L’aikido au quotidien

C’est une voie d’éthique.


André Cognard - shugyoshu - à Bourg Argental – 2011.

J’enseigne, j’écris, je donne des conférences pour faire passer un message de paix et d’humanisme.
Pour moi, l’aikido n’est pas une pratique destinée à s’empoussiérer dans les dojo ou à se pervertir dans le monde du sport. C’est une voie et comme toute voie, elle doit permettre au pratiquant de fonder une éthique. Celle-ci est une aide pour prendre des décisions au quotidien, pour se prémunir contre les travers du modernisme échevelé, pour devenir maître de sa vie. Dans la grisaille de la pseudo crise économique, les budo peuvent nous donner une vision optimiste de notre vie. Et ils y introduisent l’obligation de remettre en question nos points de vue et de réfléchir à tous les aspects des relations auxquelles nous sommes amenés à participer. C’est ce qui me motive à venir dans les universités ou les grandes écoles pour apporter un éclairage différent, pour inciter les professeurs et étudiants à observer leurs questionnements à la lumière de l’aikido. Bien sûr, je n’y viens pas faire une démonstration scientifique mais exprimer un point de vue en incitant chacun à le juger et y confronter le sien. Cette posture d’orateur qui affirme a pour objet de montrer qu’il existe une grande différence entre expérience et savoir. L’enseignement d’un savoir interroge la capacité à apprendre, la communication d’une expérience personnelle interroge l’être. Convaincre en tentant d’étayer un point de vue par des preuves considérées comme irréfutables mais qui ne sont elles-mêmes que les avatars d’autres points de vue implicites relève de l’un quand convaincre par sa propre conviction relève de l’autre. La conviction est le fruit d’un travail interne, expérience directe de l’objet, présence à celui-ci, conscience de la transformation de soi par l’objet même de sa recherche. Elle est communicative et c’est là qu’avec une naïveté assumée je m’appuie pour exprimer mon point de vue et avant celui-ci, mes questions.
◆ ◆ ◆ ◆ ◆
Recopiez à l'identique l'intégralité du texte sur l'aikido au quotidien. La consultation du listing n'est pas requise.

■ LIGNES DE DONNÉES ■
◆ ◆ ◆ ◆ ◆
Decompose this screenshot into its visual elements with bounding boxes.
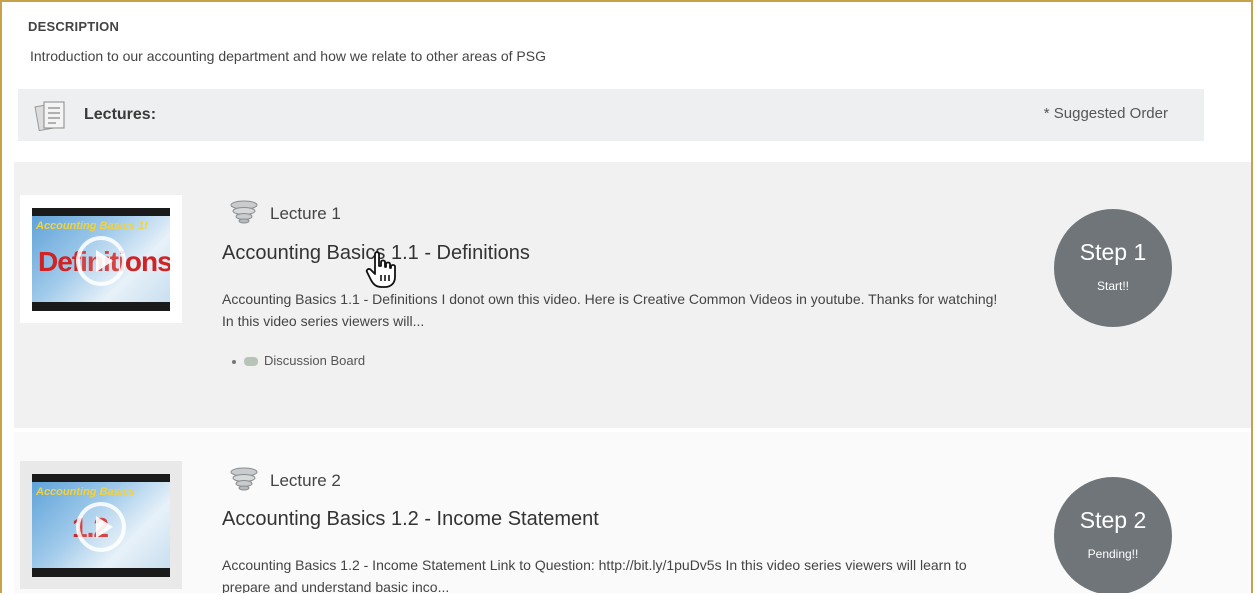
- document-stack-icon: [34, 101, 65, 131]
- step-badge[interactable]: Step 1 Start!!: [1054, 209, 1172, 327]
- discussion-board-label[interactable]: Discussion Board: [264, 353, 365, 368]
- step-badge[interactable]: Step 2 Pending!!: [1054, 477, 1172, 593]
- lectures-label: Lectures:: [84, 106, 157, 123]
- lecture-title[interactable]: Accounting Basics 1.2 - Income Statement: [222, 508, 599, 531]
- thumbnail-caption: Accounting Basics 1!: [36, 220, 148, 232]
- lecture-thumbnail[interactable]: Accounting Basics 1.2: [20, 461, 182, 589]
- lecture-description: Accounting Basics 1.2 - Income Statement…: [222, 557, 967, 593]
- lecture-number: Lecture 1: [270, 204, 341, 223]
- bullet-icon: [232, 359, 236, 364]
- hand-cursor-icon: [365, 251, 396, 288]
- step-label: Step 1: [1079, 239, 1147, 265]
- discussion-board-link[interactable]: Discussion Board: [232, 353, 365, 368]
- course-panel: DESCRIPTION Introduction to our accounti…: [0, 0, 1253, 593]
- step-status: Pending!!: [1087, 547, 1139, 561]
- play-icon[interactable]: [76, 502, 126, 552]
- lecture-thumbnail[interactable]: Accounting Basics 1! Definitions: [20, 195, 182, 323]
- lecture-description: Accounting Basics 1.1 - Definitions I do…: [222, 291, 998, 329]
- lecture-number: Lecture 2: [270, 471, 341, 490]
- step-status: Start!!: [1096, 279, 1129, 293]
- lecture-item: Accounting Basics 1.2 Lecture 2 Accounti…: [14, 432, 1251, 593]
- lecture-stack-icon: [230, 200, 258, 224]
- play-icon[interactable]: [76, 236, 126, 286]
- description-text: Introduction to our accounting departmen…: [30, 48, 546, 64]
- description-heading: DESCRIPTION: [28, 19, 120, 34]
- thumbnail-caption: Accounting Basics: [36, 486, 136, 498]
- chat-bubble-icon: [244, 357, 258, 367]
- lecture-stack-icon: [230, 467, 258, 491]
- lecture-item: Accounting Basics 1! Definitions Lecture…: [14, 162, 1251, 428]
- suggested-order-note: * Suggested Order: [1043, 105, 1168, 122]
- step-label: Step 2: [1079, 507, 1147, 533]
- lectures-header: Lectures: * Suggested Order: [18, 89, 1204, 141]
◆ ◆ ◆ ◆ ◆
■ CORRIGÉ ■
L’aikido au quotidien

C’est une voie d’éthique.


André Cognard - shugyoshu - à Bourg Argental – 2011.

J’enseigne, j’écris, je donne des conférences pour faire passer un message de paix et d’humanisme.
Pour moi, l’aikido n’est pas une pratique destinée à s’empoussiérer dans les dojo ou à se pervertir dans le monde du sport. C’est une voie et comme toute voie, elle doit permettre au pratiquant de fonder une éthique. Celle-ci est une aide pour prendre des décisions au quotidien, pour se prémunir contre les travers du modernisme échevelé, pour devenir maître de sa vie. Dans la grisaille de la pseudo crise économique, les budo peuvent nous donner une vision optimiste de notre vie. Et ils y introduisent l’obligation de remettre en question nos points de vue et de réfléchir à tous les aspects des relations auxquelles nous sommes amenés à participer. C’est ce qui me motive à venir dans les universités ou les grandes écoles pour apporter un éclairage différent, pour inciter les professeurs et étudiants à observer leurs questionnements à la lumière de l’aikido. Bien sûr, je n’y viens pas faire une démonstration scientifique mais exprimer un point de vue en incitant chacun à le juger et y confronter le sien. Cette posture d’orateur qui affirme a pour objet de montrer qu’il existe une grande différence entre expérience et savoir. L’enseignement d’un savoir interroge la capacité à apprendre, la communication d’une expérience personnelle interroge l’être. Convaincre en tentant d’étayer un point de vue par des preuves considérées comme irréfutables mais qui ne sont elles-mêmes que les avatars d’autres points de vue implicites relève de l’un quand convaincre par sa propre conviction relève de l’autre. La conviction est le fruit d’un travail interne, expérience directe de l’objet, présence à celui-ci, conscience de la transformation de soi par l’objet même de sa recherche. Elle est communicative et c’est là qu’avec une naïveté assumée je m’appuie pour exprimer mon point de vue et avant celui-ci, mes questions.